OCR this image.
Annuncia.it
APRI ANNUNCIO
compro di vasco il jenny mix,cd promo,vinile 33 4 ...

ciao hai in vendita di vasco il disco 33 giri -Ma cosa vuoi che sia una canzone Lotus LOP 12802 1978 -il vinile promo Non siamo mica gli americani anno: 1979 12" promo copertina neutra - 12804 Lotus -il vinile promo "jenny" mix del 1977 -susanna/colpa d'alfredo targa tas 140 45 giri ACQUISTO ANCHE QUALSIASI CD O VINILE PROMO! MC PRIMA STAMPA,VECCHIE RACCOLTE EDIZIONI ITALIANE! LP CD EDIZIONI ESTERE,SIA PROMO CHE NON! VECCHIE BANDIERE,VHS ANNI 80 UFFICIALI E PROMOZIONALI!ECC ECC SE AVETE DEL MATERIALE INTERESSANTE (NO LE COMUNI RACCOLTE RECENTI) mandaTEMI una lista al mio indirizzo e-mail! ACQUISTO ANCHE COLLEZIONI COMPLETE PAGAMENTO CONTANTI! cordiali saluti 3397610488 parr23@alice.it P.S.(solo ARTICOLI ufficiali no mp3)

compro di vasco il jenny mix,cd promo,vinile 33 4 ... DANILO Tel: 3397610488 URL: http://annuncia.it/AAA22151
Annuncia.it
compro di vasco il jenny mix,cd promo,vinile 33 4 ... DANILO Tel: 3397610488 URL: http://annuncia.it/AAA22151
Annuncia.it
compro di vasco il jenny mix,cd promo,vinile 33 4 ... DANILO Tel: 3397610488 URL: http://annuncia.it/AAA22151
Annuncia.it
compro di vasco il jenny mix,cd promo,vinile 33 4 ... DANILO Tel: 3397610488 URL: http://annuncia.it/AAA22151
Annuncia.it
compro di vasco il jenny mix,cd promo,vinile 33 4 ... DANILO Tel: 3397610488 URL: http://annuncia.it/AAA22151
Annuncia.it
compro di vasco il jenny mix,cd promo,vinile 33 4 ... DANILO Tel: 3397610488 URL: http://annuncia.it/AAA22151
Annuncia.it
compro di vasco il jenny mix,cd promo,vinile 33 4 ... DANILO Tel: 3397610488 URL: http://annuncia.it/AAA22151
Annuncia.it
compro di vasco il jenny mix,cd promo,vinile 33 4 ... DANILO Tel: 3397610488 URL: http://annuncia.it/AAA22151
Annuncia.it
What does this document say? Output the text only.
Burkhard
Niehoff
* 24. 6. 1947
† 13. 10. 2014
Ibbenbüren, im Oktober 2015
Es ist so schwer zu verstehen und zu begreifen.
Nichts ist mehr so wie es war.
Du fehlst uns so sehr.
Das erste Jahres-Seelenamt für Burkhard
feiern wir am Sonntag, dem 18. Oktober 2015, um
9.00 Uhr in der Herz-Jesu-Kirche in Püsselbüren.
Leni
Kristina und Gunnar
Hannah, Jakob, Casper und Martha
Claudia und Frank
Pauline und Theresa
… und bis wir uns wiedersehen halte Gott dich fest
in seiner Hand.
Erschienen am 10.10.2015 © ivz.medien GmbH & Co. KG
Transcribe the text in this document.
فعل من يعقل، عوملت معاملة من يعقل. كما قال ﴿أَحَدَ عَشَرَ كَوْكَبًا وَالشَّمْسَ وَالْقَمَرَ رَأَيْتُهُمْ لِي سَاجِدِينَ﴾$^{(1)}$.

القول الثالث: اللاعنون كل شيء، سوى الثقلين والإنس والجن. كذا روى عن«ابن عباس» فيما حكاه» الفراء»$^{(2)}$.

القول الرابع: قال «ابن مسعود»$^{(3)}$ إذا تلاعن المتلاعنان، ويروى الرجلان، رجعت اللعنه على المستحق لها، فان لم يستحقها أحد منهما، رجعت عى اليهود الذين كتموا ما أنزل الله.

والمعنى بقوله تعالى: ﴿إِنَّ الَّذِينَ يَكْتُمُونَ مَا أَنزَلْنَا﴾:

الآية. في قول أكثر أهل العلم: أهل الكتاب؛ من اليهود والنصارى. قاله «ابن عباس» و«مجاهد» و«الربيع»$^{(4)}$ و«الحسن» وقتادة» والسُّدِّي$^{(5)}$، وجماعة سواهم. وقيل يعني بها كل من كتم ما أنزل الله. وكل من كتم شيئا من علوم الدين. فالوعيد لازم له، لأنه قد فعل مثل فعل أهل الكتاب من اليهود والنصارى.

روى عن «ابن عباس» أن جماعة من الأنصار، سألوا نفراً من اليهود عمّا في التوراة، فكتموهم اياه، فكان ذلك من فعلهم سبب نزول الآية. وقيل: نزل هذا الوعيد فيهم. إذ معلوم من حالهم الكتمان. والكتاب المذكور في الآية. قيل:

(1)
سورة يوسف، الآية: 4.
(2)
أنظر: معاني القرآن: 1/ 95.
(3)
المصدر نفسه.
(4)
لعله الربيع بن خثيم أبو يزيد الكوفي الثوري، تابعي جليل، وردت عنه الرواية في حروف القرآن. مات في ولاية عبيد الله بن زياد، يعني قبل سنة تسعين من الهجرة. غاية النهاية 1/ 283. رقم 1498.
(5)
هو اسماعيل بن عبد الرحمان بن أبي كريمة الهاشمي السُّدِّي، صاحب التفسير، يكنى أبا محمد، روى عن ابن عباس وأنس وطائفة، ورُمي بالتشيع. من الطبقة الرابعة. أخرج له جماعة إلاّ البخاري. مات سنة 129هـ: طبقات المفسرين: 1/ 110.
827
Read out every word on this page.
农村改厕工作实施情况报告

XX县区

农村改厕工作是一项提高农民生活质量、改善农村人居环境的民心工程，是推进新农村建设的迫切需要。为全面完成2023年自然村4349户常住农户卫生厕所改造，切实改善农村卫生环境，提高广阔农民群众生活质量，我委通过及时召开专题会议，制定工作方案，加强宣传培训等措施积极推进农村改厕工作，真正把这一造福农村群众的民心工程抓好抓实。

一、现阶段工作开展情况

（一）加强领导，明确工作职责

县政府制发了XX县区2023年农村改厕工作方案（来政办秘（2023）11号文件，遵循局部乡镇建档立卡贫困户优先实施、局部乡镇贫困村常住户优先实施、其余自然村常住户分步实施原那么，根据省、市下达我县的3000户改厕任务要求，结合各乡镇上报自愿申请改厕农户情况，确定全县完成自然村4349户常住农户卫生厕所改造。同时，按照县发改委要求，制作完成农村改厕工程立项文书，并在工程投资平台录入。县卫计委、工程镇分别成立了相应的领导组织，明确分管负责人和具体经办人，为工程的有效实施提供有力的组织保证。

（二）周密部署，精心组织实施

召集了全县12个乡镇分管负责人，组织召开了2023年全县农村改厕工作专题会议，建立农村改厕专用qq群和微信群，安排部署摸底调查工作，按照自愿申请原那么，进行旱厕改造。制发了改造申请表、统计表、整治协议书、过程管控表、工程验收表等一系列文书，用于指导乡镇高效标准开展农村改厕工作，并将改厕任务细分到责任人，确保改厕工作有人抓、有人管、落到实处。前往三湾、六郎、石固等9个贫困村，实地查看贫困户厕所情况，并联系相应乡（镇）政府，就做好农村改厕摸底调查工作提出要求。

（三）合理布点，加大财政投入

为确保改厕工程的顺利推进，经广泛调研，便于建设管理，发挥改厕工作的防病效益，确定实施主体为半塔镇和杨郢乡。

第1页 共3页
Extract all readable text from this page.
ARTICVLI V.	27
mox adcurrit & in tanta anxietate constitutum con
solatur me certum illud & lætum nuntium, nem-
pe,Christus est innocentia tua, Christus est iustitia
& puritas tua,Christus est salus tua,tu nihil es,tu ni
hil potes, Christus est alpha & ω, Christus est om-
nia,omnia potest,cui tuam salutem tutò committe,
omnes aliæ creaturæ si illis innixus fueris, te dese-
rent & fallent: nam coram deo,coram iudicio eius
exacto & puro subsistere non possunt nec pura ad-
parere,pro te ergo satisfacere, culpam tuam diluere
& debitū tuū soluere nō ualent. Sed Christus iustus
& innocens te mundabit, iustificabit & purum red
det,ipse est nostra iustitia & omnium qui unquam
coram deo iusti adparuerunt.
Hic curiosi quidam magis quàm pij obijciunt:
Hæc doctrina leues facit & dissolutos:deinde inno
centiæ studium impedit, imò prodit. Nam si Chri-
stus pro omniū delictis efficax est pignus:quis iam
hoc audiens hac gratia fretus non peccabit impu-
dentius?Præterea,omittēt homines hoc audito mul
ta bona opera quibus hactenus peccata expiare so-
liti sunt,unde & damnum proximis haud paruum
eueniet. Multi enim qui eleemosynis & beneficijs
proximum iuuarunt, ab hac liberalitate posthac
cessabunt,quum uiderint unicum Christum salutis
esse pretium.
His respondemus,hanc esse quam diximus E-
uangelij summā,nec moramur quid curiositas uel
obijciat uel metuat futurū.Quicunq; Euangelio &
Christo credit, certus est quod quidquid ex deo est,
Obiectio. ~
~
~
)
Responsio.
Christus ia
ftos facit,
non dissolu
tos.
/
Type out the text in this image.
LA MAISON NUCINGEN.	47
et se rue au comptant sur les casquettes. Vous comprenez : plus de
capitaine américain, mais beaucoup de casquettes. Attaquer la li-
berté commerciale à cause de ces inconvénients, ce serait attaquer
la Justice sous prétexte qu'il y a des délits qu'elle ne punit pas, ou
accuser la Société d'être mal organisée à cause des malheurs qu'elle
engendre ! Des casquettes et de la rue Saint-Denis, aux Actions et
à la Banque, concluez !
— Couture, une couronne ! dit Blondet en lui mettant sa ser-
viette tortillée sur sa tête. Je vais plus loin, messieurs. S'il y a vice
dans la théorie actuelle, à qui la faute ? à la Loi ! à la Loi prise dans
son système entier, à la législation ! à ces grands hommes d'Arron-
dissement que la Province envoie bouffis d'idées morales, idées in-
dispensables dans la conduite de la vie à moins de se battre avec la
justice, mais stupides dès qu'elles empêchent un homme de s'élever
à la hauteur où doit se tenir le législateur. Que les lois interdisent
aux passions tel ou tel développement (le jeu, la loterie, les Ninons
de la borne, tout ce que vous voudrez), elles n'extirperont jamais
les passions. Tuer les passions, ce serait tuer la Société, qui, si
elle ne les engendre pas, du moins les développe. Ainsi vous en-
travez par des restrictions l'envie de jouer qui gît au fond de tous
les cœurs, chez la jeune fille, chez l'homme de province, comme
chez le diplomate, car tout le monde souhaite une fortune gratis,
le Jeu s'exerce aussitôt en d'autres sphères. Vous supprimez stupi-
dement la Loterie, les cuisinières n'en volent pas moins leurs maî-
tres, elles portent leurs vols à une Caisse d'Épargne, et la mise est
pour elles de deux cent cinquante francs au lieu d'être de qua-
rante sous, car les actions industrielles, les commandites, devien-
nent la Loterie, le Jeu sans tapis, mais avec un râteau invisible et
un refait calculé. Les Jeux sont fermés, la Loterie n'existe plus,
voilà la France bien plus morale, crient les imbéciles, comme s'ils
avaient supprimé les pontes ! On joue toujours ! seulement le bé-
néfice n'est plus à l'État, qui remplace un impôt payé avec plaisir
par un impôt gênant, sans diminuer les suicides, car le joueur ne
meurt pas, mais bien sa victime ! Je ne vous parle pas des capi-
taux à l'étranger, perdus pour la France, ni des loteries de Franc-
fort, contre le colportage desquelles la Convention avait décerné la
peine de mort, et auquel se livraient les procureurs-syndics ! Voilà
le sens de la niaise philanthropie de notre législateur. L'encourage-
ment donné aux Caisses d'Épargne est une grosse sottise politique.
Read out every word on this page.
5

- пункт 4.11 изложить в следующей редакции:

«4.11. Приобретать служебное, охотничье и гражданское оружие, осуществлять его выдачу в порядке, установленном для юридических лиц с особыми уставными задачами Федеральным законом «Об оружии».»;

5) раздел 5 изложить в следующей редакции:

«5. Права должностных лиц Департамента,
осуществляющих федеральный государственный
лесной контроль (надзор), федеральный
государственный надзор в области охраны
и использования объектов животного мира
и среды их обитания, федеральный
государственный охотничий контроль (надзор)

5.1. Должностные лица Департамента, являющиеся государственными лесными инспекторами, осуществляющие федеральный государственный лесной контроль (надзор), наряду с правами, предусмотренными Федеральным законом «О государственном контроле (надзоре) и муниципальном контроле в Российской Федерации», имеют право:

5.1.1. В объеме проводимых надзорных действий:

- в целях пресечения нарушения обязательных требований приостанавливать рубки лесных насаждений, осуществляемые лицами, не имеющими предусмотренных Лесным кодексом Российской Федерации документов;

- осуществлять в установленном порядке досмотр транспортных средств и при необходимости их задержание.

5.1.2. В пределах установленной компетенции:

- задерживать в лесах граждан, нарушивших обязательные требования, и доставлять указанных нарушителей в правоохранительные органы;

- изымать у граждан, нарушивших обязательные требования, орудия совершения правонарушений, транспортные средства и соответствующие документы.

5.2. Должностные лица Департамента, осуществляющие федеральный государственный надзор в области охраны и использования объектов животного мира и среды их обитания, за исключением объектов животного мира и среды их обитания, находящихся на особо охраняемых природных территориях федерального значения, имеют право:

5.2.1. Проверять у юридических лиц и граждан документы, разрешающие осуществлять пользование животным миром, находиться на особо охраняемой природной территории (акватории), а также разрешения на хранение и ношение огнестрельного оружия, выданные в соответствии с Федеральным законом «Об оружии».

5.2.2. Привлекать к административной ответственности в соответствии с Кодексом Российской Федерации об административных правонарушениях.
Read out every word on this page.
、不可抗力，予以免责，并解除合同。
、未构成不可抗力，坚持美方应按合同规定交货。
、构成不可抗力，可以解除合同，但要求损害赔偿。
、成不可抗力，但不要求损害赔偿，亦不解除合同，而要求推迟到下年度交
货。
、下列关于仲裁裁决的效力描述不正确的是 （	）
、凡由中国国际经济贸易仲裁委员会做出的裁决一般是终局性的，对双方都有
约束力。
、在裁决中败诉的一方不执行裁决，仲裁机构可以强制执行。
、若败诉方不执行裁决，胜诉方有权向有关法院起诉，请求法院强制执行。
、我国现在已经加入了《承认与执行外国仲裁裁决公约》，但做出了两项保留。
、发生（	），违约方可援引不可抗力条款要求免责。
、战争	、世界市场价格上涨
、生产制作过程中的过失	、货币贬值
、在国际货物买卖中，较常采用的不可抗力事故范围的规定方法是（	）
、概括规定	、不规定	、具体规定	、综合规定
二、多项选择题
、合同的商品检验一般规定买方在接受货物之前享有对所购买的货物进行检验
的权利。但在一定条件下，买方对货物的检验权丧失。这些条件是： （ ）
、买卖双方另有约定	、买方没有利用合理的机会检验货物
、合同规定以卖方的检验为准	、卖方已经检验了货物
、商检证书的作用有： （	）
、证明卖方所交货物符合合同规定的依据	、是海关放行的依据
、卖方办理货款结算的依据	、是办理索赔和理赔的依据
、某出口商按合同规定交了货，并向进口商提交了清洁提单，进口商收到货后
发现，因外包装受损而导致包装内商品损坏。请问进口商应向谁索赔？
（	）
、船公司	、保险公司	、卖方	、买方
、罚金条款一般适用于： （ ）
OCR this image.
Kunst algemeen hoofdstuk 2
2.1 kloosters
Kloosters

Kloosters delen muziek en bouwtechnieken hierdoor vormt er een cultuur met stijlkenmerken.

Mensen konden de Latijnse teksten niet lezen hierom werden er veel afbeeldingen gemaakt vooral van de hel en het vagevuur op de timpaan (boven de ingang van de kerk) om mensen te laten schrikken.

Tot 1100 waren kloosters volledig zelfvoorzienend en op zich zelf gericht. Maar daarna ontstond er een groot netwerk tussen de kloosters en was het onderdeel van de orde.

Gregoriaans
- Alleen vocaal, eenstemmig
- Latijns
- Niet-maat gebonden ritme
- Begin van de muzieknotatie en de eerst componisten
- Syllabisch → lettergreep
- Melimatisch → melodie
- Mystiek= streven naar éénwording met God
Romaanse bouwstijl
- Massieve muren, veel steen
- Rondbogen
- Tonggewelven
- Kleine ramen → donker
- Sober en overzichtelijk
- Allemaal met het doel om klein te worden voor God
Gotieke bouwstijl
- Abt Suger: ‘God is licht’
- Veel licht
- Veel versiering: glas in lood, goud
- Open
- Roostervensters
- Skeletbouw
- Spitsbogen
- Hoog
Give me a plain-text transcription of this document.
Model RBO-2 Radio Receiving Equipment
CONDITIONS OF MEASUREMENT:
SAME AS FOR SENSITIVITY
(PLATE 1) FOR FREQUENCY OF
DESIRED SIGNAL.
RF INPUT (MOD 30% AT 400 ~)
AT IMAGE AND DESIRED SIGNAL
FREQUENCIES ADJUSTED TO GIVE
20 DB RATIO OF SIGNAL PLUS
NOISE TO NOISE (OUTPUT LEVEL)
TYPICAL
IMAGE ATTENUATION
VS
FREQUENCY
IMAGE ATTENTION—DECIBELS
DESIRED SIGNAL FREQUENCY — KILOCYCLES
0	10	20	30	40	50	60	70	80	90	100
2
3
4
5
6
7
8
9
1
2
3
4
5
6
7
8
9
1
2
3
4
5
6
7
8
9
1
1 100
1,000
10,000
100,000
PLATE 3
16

[Stated task]:
Extract from the data every line where "оружии" shows up.

[Right answer]:
«4.11. Приобретать служебное, охотничье и гражданское оружие, осуществлять его выдачу в порядке, установленном для юридических лиц с особыми уставными задачами Федеральным законом «Об оружии».»;
5.2.1. Проверять у юридических лиц и граждан документы, разрешающие осуществлять пользование животным миром, находиться на особо охраняемой природной территории (акватории), а также разрешения на хранение и ношение огнестрельного оружия, выданные в соответствии с Федеральным законом «Об оружии».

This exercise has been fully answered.